<<<<
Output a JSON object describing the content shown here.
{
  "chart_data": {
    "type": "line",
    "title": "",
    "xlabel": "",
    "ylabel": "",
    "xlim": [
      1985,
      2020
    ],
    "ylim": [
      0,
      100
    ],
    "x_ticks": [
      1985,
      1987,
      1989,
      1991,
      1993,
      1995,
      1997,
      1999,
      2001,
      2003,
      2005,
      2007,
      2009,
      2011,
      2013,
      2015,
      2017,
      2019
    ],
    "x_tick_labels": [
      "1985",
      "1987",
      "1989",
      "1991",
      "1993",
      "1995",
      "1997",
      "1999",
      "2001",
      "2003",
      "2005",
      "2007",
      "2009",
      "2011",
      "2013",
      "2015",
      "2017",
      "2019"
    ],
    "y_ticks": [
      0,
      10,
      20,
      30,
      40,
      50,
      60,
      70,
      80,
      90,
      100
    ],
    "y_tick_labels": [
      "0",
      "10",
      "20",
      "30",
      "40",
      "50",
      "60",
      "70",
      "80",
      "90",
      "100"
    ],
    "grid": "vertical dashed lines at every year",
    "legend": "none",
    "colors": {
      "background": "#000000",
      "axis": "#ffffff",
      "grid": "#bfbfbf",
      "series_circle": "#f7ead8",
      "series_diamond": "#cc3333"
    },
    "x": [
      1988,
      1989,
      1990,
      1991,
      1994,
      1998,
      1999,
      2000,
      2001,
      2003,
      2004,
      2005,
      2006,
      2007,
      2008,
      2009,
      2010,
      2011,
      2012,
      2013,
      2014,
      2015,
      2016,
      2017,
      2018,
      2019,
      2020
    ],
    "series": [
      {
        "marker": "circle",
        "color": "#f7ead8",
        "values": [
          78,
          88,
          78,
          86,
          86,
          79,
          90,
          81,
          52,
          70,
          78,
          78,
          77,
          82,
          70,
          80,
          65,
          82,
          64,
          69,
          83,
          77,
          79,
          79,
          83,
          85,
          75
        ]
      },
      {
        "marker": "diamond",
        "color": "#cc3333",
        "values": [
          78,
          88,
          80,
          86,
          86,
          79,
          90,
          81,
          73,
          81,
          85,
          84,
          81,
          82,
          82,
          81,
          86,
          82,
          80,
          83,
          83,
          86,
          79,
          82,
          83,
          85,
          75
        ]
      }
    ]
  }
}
>>>>
<<<<
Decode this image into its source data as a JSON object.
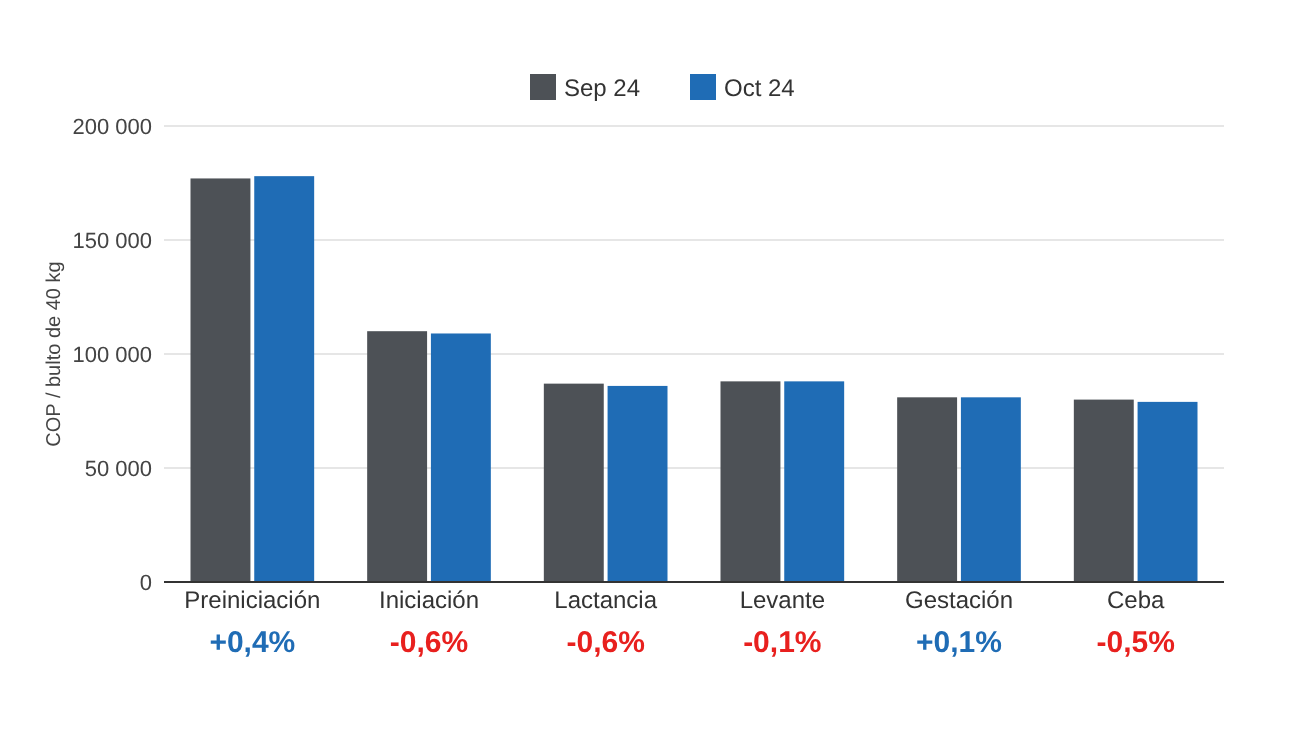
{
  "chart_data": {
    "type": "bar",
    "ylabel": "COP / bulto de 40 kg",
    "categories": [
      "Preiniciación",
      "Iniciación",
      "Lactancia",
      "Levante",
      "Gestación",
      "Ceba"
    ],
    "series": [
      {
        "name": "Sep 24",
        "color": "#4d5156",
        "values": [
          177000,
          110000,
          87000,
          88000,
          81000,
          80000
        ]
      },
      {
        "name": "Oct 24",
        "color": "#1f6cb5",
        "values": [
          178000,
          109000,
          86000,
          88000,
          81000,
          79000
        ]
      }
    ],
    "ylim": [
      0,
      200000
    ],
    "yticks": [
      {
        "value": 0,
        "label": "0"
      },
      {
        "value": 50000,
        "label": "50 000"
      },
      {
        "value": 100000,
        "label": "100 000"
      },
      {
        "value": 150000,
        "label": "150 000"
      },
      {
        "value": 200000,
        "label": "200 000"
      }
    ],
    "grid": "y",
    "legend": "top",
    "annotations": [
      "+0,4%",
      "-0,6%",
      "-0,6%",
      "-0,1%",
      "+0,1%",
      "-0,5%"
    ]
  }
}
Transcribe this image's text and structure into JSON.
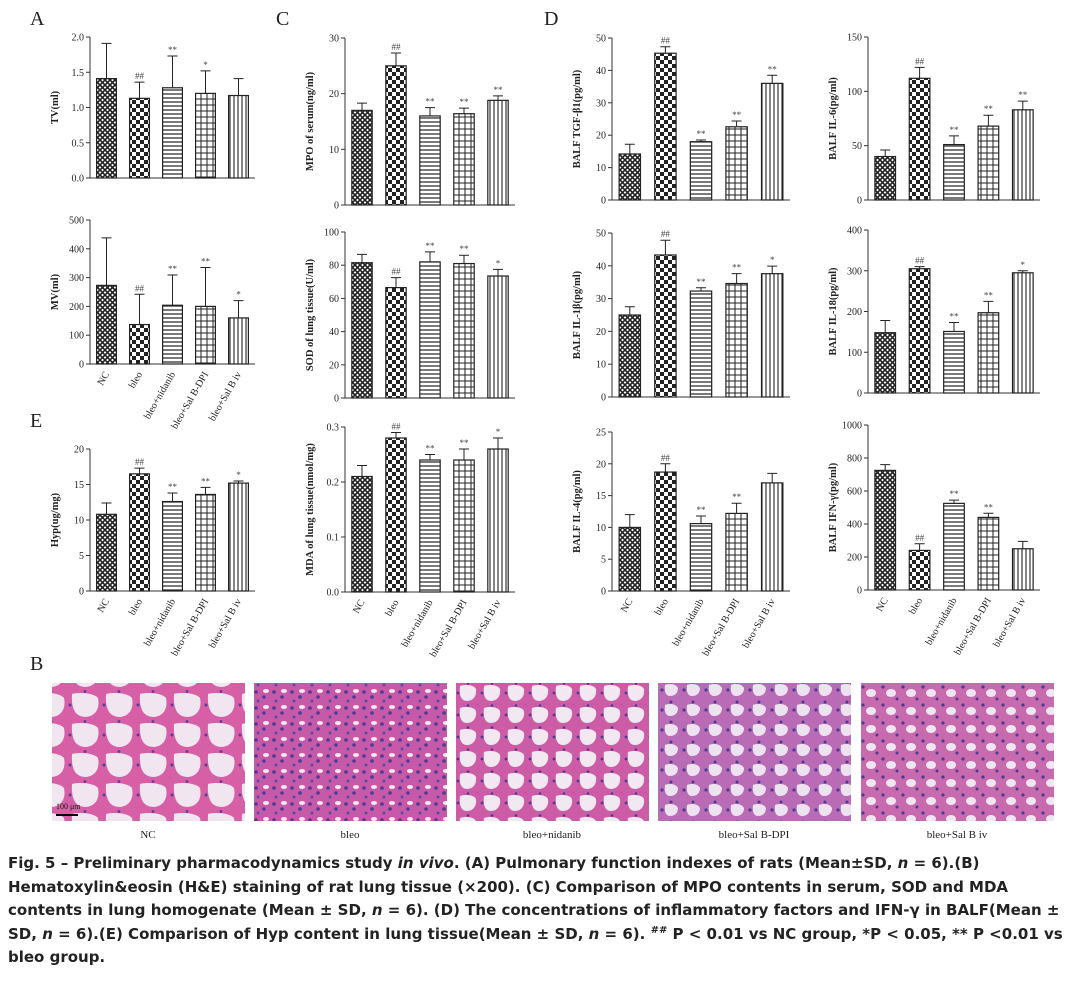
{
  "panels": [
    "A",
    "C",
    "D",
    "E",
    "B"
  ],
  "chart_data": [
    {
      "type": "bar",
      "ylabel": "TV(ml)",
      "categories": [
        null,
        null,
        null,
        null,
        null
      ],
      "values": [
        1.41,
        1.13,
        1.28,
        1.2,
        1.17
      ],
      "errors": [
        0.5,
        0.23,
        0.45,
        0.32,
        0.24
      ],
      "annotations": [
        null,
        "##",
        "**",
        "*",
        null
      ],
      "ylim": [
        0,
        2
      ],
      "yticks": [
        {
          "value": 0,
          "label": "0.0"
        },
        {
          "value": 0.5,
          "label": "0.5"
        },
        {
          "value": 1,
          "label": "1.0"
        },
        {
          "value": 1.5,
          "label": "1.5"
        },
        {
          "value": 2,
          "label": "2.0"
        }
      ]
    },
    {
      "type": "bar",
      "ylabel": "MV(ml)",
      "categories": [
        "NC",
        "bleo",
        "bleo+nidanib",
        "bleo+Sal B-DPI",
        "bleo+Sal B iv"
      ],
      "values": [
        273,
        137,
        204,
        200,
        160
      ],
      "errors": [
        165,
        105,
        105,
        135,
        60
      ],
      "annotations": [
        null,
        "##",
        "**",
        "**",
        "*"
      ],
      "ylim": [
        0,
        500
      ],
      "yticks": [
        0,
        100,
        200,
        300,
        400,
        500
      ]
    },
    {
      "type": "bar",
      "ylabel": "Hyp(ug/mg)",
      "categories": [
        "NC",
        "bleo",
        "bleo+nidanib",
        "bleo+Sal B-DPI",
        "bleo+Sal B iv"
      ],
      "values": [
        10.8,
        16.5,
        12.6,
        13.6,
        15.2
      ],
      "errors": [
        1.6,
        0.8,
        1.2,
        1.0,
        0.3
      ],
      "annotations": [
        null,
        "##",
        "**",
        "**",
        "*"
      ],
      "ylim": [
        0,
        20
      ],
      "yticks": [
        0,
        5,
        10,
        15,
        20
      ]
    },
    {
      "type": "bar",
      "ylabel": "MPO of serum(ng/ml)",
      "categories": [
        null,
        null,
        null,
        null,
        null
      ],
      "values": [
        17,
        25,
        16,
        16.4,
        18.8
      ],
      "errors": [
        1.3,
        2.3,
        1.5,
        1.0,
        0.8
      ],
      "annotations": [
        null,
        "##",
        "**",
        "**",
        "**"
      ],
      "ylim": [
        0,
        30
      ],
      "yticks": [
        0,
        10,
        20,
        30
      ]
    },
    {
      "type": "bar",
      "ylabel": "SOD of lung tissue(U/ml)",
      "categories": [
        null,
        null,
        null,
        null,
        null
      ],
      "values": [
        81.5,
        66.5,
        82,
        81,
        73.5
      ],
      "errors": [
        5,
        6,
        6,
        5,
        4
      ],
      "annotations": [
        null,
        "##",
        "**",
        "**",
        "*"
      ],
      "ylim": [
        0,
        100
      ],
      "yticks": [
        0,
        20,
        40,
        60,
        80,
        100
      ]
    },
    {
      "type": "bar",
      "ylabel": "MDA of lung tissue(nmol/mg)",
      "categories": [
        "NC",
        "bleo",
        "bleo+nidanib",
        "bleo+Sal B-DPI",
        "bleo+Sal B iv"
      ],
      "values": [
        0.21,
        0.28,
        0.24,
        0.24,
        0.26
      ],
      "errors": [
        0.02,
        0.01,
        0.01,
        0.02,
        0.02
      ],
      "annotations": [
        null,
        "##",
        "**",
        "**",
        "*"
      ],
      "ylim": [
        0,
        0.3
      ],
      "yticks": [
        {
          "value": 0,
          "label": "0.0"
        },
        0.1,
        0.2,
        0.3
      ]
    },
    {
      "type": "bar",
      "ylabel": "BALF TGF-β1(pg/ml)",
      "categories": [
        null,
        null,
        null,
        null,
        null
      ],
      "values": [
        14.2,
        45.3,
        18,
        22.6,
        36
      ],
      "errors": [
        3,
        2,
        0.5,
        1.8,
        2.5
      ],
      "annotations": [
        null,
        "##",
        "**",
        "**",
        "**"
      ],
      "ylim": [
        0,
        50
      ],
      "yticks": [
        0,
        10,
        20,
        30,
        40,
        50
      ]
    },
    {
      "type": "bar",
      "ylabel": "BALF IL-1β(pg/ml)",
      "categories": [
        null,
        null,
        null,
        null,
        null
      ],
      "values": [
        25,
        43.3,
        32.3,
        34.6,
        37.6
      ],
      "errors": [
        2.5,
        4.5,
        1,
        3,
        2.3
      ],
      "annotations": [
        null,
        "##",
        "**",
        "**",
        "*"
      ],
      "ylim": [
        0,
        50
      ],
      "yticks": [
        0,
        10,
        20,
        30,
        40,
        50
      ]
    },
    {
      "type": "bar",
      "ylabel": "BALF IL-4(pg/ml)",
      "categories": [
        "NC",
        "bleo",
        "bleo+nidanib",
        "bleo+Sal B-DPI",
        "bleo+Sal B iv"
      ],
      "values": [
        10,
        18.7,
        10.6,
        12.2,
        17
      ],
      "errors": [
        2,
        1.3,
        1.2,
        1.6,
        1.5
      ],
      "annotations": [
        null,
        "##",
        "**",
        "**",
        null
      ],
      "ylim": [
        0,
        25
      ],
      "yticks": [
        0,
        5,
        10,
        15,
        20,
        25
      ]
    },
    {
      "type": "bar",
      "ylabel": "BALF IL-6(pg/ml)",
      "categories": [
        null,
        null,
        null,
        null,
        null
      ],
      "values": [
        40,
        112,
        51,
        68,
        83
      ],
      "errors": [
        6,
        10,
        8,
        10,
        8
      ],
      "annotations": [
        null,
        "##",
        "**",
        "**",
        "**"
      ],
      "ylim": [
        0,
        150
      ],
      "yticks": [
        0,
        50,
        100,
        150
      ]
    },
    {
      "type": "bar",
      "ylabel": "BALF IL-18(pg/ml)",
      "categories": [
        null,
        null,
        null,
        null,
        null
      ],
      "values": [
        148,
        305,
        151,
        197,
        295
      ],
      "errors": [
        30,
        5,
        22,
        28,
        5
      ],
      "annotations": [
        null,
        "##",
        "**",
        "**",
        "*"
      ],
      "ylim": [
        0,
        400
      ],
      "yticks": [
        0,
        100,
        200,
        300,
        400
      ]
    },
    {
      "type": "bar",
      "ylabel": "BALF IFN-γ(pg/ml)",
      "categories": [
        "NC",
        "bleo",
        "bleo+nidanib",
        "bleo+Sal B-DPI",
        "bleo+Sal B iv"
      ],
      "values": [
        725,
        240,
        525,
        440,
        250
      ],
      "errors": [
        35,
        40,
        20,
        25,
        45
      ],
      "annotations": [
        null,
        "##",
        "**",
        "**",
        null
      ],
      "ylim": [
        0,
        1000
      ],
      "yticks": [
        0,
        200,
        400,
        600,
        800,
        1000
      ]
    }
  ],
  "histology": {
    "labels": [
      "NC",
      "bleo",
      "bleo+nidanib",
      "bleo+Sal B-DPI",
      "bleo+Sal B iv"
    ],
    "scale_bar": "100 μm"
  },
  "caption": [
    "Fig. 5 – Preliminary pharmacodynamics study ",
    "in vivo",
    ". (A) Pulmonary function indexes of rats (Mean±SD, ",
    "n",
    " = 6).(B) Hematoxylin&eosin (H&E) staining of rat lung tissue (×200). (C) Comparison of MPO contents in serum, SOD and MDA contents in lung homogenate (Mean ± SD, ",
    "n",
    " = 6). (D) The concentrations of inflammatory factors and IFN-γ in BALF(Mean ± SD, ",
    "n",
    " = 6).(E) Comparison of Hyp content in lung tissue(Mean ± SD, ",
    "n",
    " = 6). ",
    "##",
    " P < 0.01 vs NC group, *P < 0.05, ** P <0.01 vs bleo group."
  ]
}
>>>>
Written task ->
Scan the data above and copy every line with "into" in it.

Full solution ->
Decode this image into its source data as a JSON object.
Transcribe this image's text and structure into JSON.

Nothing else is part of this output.